● **RECORDS TO PROCESS**
┄┄┄┄┄┄
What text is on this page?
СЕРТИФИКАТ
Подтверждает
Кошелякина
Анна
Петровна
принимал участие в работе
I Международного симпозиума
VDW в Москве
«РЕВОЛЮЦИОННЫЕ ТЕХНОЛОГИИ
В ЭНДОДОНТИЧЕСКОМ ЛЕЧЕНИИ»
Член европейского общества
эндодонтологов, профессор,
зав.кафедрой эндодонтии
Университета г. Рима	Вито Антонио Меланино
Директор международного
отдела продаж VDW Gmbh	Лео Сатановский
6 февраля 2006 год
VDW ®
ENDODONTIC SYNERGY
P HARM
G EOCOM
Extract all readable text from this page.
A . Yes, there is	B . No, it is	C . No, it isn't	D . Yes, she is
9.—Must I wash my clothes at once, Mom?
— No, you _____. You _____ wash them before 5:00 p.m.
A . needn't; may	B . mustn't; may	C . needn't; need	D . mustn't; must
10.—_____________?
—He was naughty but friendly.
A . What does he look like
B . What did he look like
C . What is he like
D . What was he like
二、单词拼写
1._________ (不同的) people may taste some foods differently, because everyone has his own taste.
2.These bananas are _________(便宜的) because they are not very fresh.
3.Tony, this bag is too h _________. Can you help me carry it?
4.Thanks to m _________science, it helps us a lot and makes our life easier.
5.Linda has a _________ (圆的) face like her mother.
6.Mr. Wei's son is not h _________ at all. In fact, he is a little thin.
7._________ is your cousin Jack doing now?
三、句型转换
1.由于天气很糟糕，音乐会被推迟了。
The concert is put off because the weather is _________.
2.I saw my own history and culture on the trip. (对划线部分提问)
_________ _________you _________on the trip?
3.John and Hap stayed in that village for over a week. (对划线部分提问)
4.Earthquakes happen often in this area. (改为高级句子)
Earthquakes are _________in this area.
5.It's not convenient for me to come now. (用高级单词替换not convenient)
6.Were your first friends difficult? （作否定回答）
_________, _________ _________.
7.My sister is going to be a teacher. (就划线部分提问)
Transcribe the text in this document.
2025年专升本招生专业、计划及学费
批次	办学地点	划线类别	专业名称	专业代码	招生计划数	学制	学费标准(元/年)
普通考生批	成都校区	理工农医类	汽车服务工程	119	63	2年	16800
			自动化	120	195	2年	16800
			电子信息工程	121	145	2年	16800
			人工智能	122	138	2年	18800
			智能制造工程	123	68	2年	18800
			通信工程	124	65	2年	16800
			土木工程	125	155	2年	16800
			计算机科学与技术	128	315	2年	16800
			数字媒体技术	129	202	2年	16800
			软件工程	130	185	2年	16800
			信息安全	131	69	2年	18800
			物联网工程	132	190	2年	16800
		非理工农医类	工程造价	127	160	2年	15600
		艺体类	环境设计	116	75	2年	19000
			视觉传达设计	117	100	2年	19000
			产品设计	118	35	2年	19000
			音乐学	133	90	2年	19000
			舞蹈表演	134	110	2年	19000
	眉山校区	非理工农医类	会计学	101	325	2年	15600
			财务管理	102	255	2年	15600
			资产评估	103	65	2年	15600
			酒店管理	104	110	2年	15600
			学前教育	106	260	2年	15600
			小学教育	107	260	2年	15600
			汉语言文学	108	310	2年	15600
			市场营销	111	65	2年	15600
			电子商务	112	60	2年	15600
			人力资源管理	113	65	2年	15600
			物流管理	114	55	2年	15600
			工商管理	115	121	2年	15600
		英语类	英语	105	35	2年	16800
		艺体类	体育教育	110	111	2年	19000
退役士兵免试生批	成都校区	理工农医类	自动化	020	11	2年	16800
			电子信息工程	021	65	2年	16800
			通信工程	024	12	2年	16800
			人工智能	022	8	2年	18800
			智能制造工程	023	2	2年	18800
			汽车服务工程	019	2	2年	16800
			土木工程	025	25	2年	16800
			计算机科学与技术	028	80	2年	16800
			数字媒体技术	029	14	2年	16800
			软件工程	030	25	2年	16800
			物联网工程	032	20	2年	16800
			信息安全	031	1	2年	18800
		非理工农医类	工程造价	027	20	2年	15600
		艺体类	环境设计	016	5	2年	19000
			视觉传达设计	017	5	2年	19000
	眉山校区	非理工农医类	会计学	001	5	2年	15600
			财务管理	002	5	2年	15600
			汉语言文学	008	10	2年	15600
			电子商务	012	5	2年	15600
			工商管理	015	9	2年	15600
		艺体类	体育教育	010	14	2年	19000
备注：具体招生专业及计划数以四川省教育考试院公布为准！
┄┄┄┄┄┄
● **TASK BRIEF**
Could you reproduce every record above exactly as it appears?

● **SOLUTION TO THIS EXERCISE**
What text is on this page?
СЕРТИФИКАТ
Подтверждает
Кошелякина
Анна
Петровна
принимал участие в работе
I Международного симпозиума
VDW в Москве
«РЕВОЛЮЦИОННЫЕ ТЕХНОЛОГИИ
В ЭНДОДОНТИЧЕСКОМ ЛЕЧЕНИИ»
Член европейского общества
эндодонтологов, профессор,
зав.кафедрой эндодонтии
Университета г. Рима	Вито Антонио Меланино
Директор международного
отдела продаж VDW Gmbh	Лео Сатановский
6 февраля 2006 год
VDW ®
ENDODONTIC SYNERGY
P HARM
G EOCOM
Extract all readable text from this page.
A . Yes, there is	B . No, it is	C . No, it isn't	D . Yes, she is
9.—Must I wash my clothes at once, Mom?
— No, you _____. You _____ wash them before 5:00 p.m.
A . needn't; may	B . mustn't; may	C . needn't; need	D . mustn't; must
10.—_____________?
—He was naughty but friendly.
A . What does he look like
B . What did he look like
C . What is he like
D . What was he like
二、单词拼写
1._________ (不同的) people may taste some foods differently, because everyone has his own taste.
2.These bananas are _________(便宜的) because they are not very fresh.
3.Tony, this bag is too h _________. Can you help me carry it?
4.Thanks to m _________science, it helps us a lot and makes our life easier.
5.Linda has a _________ (圆的) face like her mother.
6.Mr. Wei's son is not h _________ at all. In fact, he is a little thin.
7._________ is your cousin Jack doing now?
三、句型转换
1.由于天气很糟糕，音乐会被推迟了。
The concert is put off because the weather is _________.
2.I saw my own history and culture on the trip. (对划线部分提问)
_________ _________you _________on the trip?
3.John and Hap stayed in that village for over a week. (对划线部分提问)
4.Earthquakes happen often in this area. (改为高级句子)
Earthquakes are _________in this area.
5.It's not convenient for me to come now. (用高级单词替换not convenient)
6.Were your first friends difficult? （作否定回答）
_________, _________ _________.
7.My sister is going to be a teacher. (就划线部分提问)
Transcribe the text in this document.
2025年专升本招生专业、计划及学费
批次	办学地点	划线类别	专业名称	专业代码	招生计划数	学制	学费标准(元/年)
普通考生批	成都校区	理工农医类	汽车服务工程	119	63	2年	16800
			自动化	120	195	2年	16800
			电子信息工程	121	145	2年	16800
			人工智能	122	138	2年	18800
			智能制造工程	123	68	2年	18800
			通信工程	124	65	2年	16800
			土木工程	125	155	2年	16800
			计算机科学与技术	128	315	2年	16800
			数字媒体技术	129	202	2年	16800
			软件工程	130	185	2年	16800
			信息安全	131	69	2年	18800
			物联网工程	132	190	2年	16800
		非理工农医类	工程造价	127	160	2年	15600
		艺体类	环境设计	116	75	2年	19000
			视觉传达设计	117	100	2年	19000
			产品设计	118	35	2年	19000
			音乐学	133	90	2年	19000
			舞蹈表演	134	110	2年	19000
	眉山校区	非理工农医类	会计学	101	325	2年	15600
			财务管理	102	255	2年	15600
			资产评估	103	65	2年	15600
			酒店管理	104	110	2年	15600
			学前教育	106	260	2年	15600
			小学教育	107	260	2年	15600
			汉语言文学	108	310	2年	15600
			市场营销	111	65	2年	15600
			电子商务	112	60	2年	15600
			人力资源管理	113	65	2年	15600
			物流管理	114	55	2年	15600
			工商管理	115	121	2年	15600
		英语类	英语	105	35	2年	16800
		艺体类	体育教育	110	111	2年	19000
退役士兵免试生批	成都校区	理工农医类	自动化	020	11	2年	16800
			电子信息工程	021	65	2年	16800
			通信工程	024	12	2年	16800
			人工智能	022	8	2年	18800
			智能制造工程	023	2	2年	18800
			汽车服务工程	019	2	2年	16800
			土木工程	025	25	2年	16800
			计算机科学与技术	028	80	2年	16800
			数字媒体技术	029	14	2年	16800
			软件工程	030	25	2年	16800
			物联网工程	032	20	2年	16800
			信息安全	031	1	2年	18800
		非理工农医类	工程造价	027	20	2年	15600
		艺体类	环境设计	016	5	2年	19000
			视觉传达设计	017	5	2年	19000
	眉山校区	非理工农医类	会计学	001	5	2年	15600
			财务管理	002	5	2年	15600
			汉语言文学	008	10	2年	15600
			电子商务	012	5	2年	15600
			工商管理	015	9	2年	15600
		艺体类	体育教育	010	14	2年	19000
备注：具体招生专业及计划数以四川省教育考试院公布为准！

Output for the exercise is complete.